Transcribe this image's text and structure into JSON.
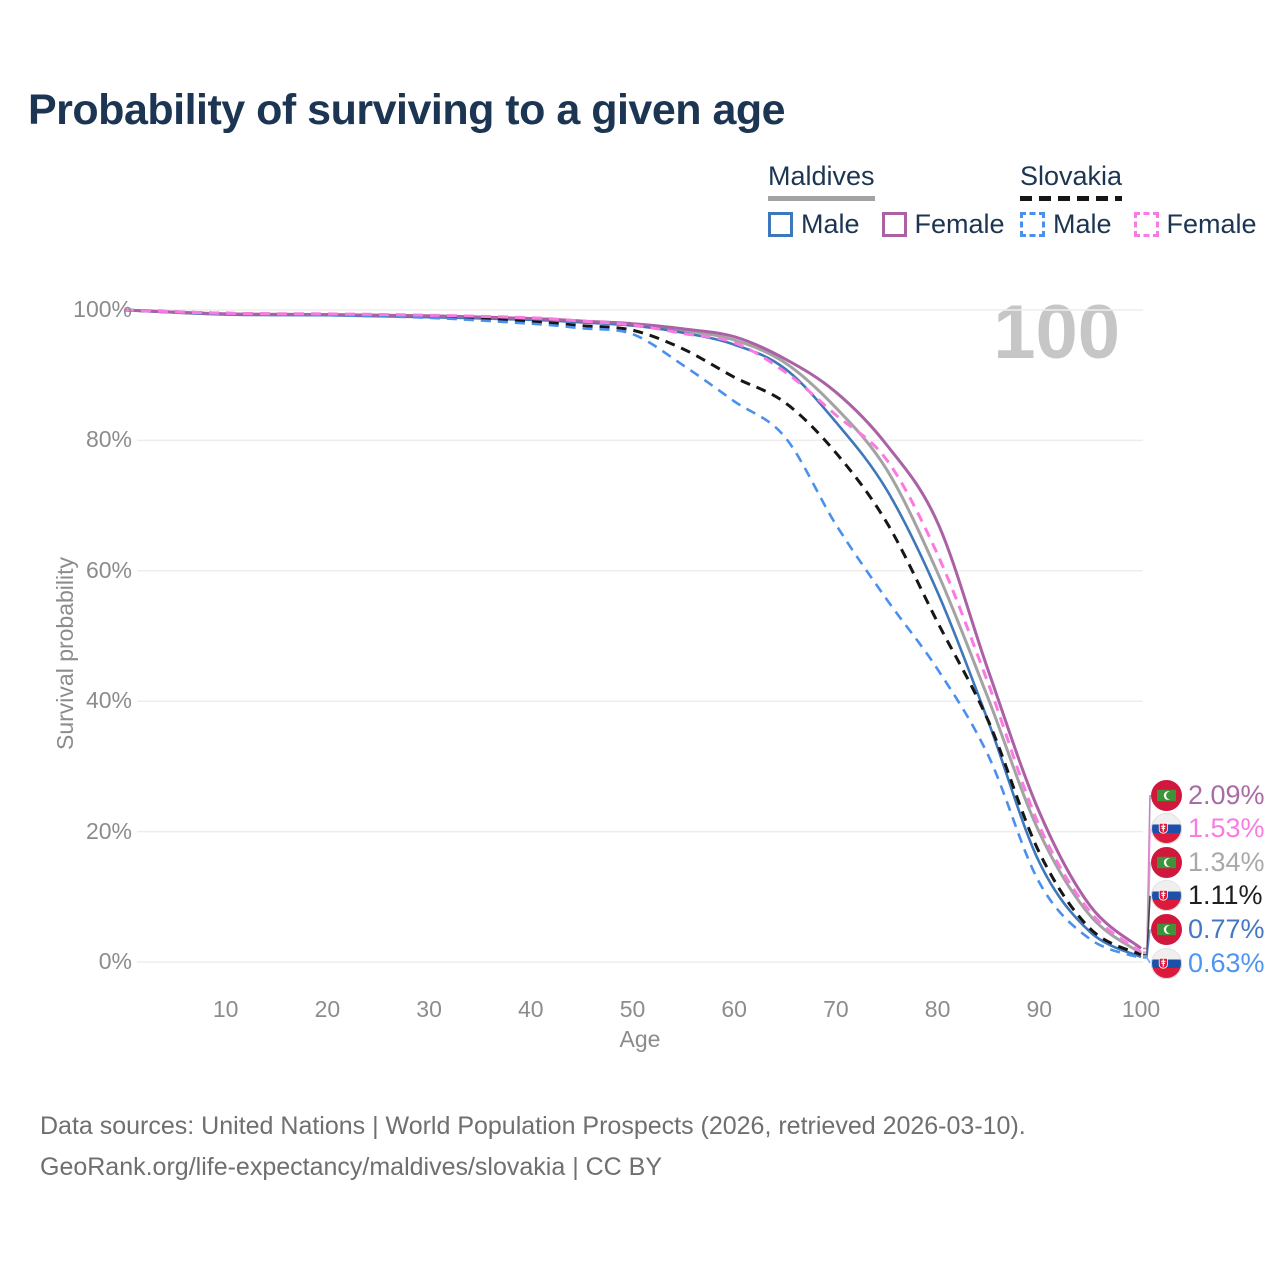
{
  "title": "Probability of surviving to a given age",
  "watermark_age": "100",
  "legend": {
    "groups": [
      {
        "country": "Maldives",
        "line_style": "solid",
        "items": [
          {
            "label": "Male",
            "series": "Maldives Male"
          },
          {
            "label": "Female",
            "series": "Maldives Female"
          }
        ]
      },
      {
        "country": "Slovakia",
        "line_style": "dashed",
        "items": [
          {
            "label": "Male",
            "series": "Slovakia Male"
          },
          {
            "label": "Female",
            "series": "Slovakia Female"
          }
        ]
      }
    ]
  },
  "end_labels": [
    {
      "country": "maldives",
      "series": "Maldives Female",
      "value": "2.09%",
      "color": "#a96ba6"
    },
    {
      "country": "slovakia",
      "series": "Slovakia Female",
      "value": "1.53%",
      "color": "#fb7ce0"
    },
    {
      "country": "maldives",
      "series": "Maldives Total",
      "value": "1.34%",
      "color": "#a9a9a9"
    },
    {
      "country": "slovakia",
      "series": "Slovakia Total",
      "value": "1.11%",
      "color": "#1f1f1f"
    },
    {
      "country": "maldives",
      "series": "Maldives Male",
      "value": "0.77%",
      "color": "#4478c4"
    },
    {
      "country": "slovakia",
      "series": "Slovakia Male",
      "value": "0.63%",
      "color": "#4e94f2"
    }
  ],
  "footer": {
    "line1": "Data sources: United Nations | World Population Prospects (2026, retrieved 2026-03-10).",
    "line2": "GeoRank.org/life-expectancy/maldives/slovakia | CC BY"
  },
  "colors": {
    "title_text": "#1c3553",
    "axis_text": "#8c8c8c",
    "gridline": "#ededed",
    "watermark": "#c6c6c6",
    "footer_text": "#6f6f6f"
  },
  "chart_data": {
    "type": "line",
    "title": "Probability of surviving to a given age",
    "xlabel": "Age",
    "ylabel": "Survival probability",
    "xlim": [
      0,
      100
    ],
    "ylim": [
      0,
      100
    ],
    "grid": "horizontal",
    "legend_position": "top-right",
    "x_ticks": [
      10,
      20,
      30,
      40,
      50,
      60,
      70,
      80,
      90,
      100
    ],
    "x_tick_labels": [
      "10",
      "20",
      "30",
      "40",
      "50",
      "60",
      "70",
      "80",
      "90",
      "100"
    ],
    "y_ticks": [
      0,
      20,
      40,
      60,
      80,
      100
    ],
    "y_tick_labels": [
      "0%",
      "20%",
      "40%",
      "60%",
      "80%",
      "100%"
    ],
    "ages": [
      0,
      10,
      20,
      30,
      40,
      45,
      50,
      55,
      60,
      65,
      70,
      75,
      80,
      85,
      90,
      95,
      100
    ],
    "series": [
      {
        "name": "Maldives Total",
        "country": "Maldives",
        "sex": "Total",
        "style": "solid",
        "color": "#a3a3a3",
        "width": 3,
        "values": [
          100,
          99.4,
          99.3,
          99.1,
          98.7,
          98.3,
          97.8,
          96.9,
          95.4,
          91.9,
          85.0,
          75.5,
          59.7,
          40.3,
          19.9,
          7.1,
          1.34
        ]
      },
      {
        "name": "Maldives Male",
        "country": "Maldives",
        "sex": "Male",
        "style": "solid",
        "color": "#3e78ba",
        "width": 2.6,
        "values": [
          100,
          99.3,
          99.2,
          98.9,
          98.5,
          98.1,
          97.6,
          96.5,
          94.7,
          91.0,
          82.8,
          72.4,
          56.7,
          36.8,
          15.3,
          4.6,
          0.77
        ]
      },
      {
        "name": "Maldives Female",
        "country": "Maldives",
        "sex": "Female",
        "style": "solid",
        "color": "#ab62a5",
        "width": 3,
        "values": [
          100,
          99.4,
          99.3,
          99.1,
          98.7,
          98.3,
          97.9,
          97.1,
          95.9,
          92.5,
          87.4,
          79.3,
          67.4,
          44.6,
          23.0,
          8.6,
          2.09
        ]
      },
      {
        "name": "Slovakia Total",
        "country": "Slovakia",
        "sex": "Total",
        "style": "dashed",
        "color": "#161616",
        "width": 3,
        "values": [
          100,
          99.5,
          99.3,
          99.0,
          98.2,
          97.6,
          96.9,
          94.0,
          89.7,
          85.8,
          78.1,
          67.4,
          52.1,
          36.9,
          16.8,
          5.1,
          1.11
        ]
      },
      {
        "name": "Slovakia Male",
        "country": "Slovakia",
        "sex": "Male",
        "style": "dashed",
        "color": "#4a90ee",
        "width": 2.6,
        "values": [
          100,
          99.4,
          99.2,
          98.8,
          97.9,
          97.2,
          96.3,
          91.5,
          86.0,
          80.5,
          67.1,
          55.6,
          44.9,
          31.6,
          12.2,
          3.5,
          0.63
        ]
      },
      {
        "name": "Slovakia Female",
        "country": "Slovakia",
        "sex": "Female",
        "style": "dashed",
        "color": "#fb7ae2",
        "width": 3,
        "values": [
          100,
          99.5,
          99.4,
          99.2,
          98.8,
          98.3,
          97.7,
          96.4,
          95.0,
          90.5,
          83.9,
          77.0,
          62.5,
          42.6,
          20.9,
          7.7,
          1.53
        ]
      }
    ],
    "end_values": {
      "Maldives Female": 2.09,
      "Slovakia Female": 1.53,
      "Maldives Total": 1.34,
      "Slovakia Total": 1.11,
      "Maldives Male": 0.77,
      "Slovakia Male": 0.63
    }
  }
}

------------------------------------------------------------

# TASK GOAL:
Using the records above, retype everything exactly except the pictures.

# SOLUTION TO THIS EXERCISE:
Transcribe this image's text and structure into JSON.
{
  "title": "Probability of surviving to a given age",
  "watermark_age": "100",
  "legend": {
    "groups": [
      {
        "country": "Maldives",
        "line_style": "solid",
        "items": [
          {
            "label": "Male",
            "series": "Maldives Male"
          },
          {
            "label": "Female",
            "series": "Maldives Female"
          }
        ]
      },
      {
        "country": "Slovakia",
        "line_style": "dashed",
        "items": [
          {
            "label": "Male",
            "series": "Slovakia Male"
          },
          {
            "label": "Female",
            "series": "Slovakia Female"
          }
        ]
      }
    ]
  },
  "end_labels": [
    {
      "country": "maldives",
      "series": "Maldives Female",
      "value": "2.09%",
      "color": "#a96ba6"
    },
    {
      "country": "slovakia",
      "series": "Slovakia Female",
      "value": "1.53%",
      "color": "#fb7ce0"
    },
    {
      "country": "maldives",
      "series": "Maldives Total",
      "value": "1.34%",
      "color": "#a9a9a9"
    },
    {
      "country": "slovakia",
      "series": "Slovakia Total",
      "value": "1.11%",
      "color": "#1f1f1f"
    },
    {
      "country": "maldives",
      "series": "Maldives Male",
      "value": "0.77%",
      "color": "#4478c4"
    },
    {
      "country": "slovakia",
      "series": "Slovakia Male",
      "value": "0.63%",
      "color": "#4e94f2"
    }
  ],
  "footer": {
    "line1": "Data sources: United Nations | World Population Prospects (2026, retrieved 2026-03-10).",
    "line2": "GeoRank.org/life-expectancy/maldives/slovakia | CC BY"
  },
  "colors": {
    "title_text": "#1c3553",
    "axis_text": "#8c8c8c",
    "gridline": "#ededed",
    "watermark": "#c6c6c6",
    "footer_text": "#6f6f6f"
  },
  "chart_data": {
    "type": "line",
    "title": "Probability of surviving to a given age",
    "xlabel": "Age",
    "ylabel": "Survival probability",
    "xlim": [
      0,
      100
    ],
    "ylim": [
      0,
      100
    ],
    "grid": "horizontal",
    "legend_position": "top-right",
    "x_ticks": [
      10,
      20,
      30,
      40,
      50,
      60,
      70,
      80,
      90,
      100
    ],
    "x_tick_labels": [
      "10",
      "20",
      "30",
      "40",
      "50",
      "60",
      "70",
      "80",
      "90",
      "100"
    ],
    "y_ticks": [
      0,
      20,
      40,
      60,
      80,
      100
    ],
    "y_tick_labels": [
      "0%",
      "20%",
      "40%",
      "60%",
      "80%",
      "100%"
    ],
    "ages": [
      0,
      10,
      20,
      30,
      40,
      45,
      50,
      55,
      60,
      65,
      70,
      75,
      80,
      85,
      90,
      95,
      100
    ],
    "series": [
      {
        "name": "Maldives Total",
        "country": "Maldives",
        "sex": "Total",
        "style": "solid",
        "color": "#a3a3a3",
        "width": 3,
        "values": [
          100,
          99.4,
          99.3,
          99.1,
          98.7,
          98.3,
          97.8,
          96.9,
          95.4,
          91.9,
          85.0,
          75.5,
          59.7,
          40.3,
          19.9,
          7.1,
          1.34
        ]
      },
      {
        "name": "Maldives Male",
        "country": "Maldives",
        "sex": "Male",
        "style": "solid",
        "color": "#3e78ba",
        "width": 2.6,
        "values": [
          100,
          99.3,
          99.2,
          98.9,
          98.5,
          98.1,
          97.6,
          96.5,
          94.7,
          91.0,
          82.8,
          72.4,
          56.7,
          36.8,
          15.3,
          4.6,
          0.77
        ]
      },
      {
        "name": "Maldives Female",
        "country": "Maldives",
        "sex": "Female",
        "style": "solid",
        "color": "#ab62a5",
        "width": 3,
        "values": [
          100,
          99.4,
          99.3,
          99.1,
          98.7,
          98.3,
          97.9,
          97.1,
          95.9,
          92.5,
          87.4,
          79.3,
          67.4,
          44.6,
          23.0,
          8.6,
          2.09
        ]
      },
      {
        "name": "Slovakia Total",
        "country": "Slovakia",
        "sex": "Total",
        "style": "dashed",
        "color": "#161616",
        "width": 3,
        "values": [
          100,
          99.5,
          99.3,
          99.0,
          98.2,
          97.6,
          96.9,
          94.0,
          89.7,
          85.8,
          78.1,
          67.4,
          52.1,
          36.9,
          16.8,
          5.1,
          1.11
        ]
      },
      {
        "name": "Slovakia Male",
        "country": "Slovakia",
        "sex": "Male",
        "style": "dashed",
        "color": "#4a90ee",
        "width": 2.6,
        "values": [
          100,
          99.4,
          99.2,
          98.8,
          97.9,
          97.2,
          96.3,
          91.5,
          86.0,
          80.5,
          67.1,
          55.6,
          44.9,
          31.6,
          12.2,
          3.5,
          0.63
        ]
      },
      {
        "name": "Slovakia Female",
        "country": "Slovakia",
        "sex": "Female",
        "style": "dashed",
        "color": "#fb7ae2",
        "width": 3,
        "values": [
          100,
          99.5,
          99.4,
          99.2,
          98.8,
          98.3,
          97.7,
          96.4,
          95.0,
          90.5,
          83.9,
          77.0,
          62.5,
          42.6,
          20.9,
          7.7,
          1.53
        ]
      }
    ],
    "end_values": {
      "Maldives Female": 2.09,
      "Slovakia Female": 1.53,
      "Maldives Total": 1.34,
      "Slovakia Total": 1.11,
      "Maldives Male": 0.77,
      "Slovakia Male": 0.63
    }
  }
}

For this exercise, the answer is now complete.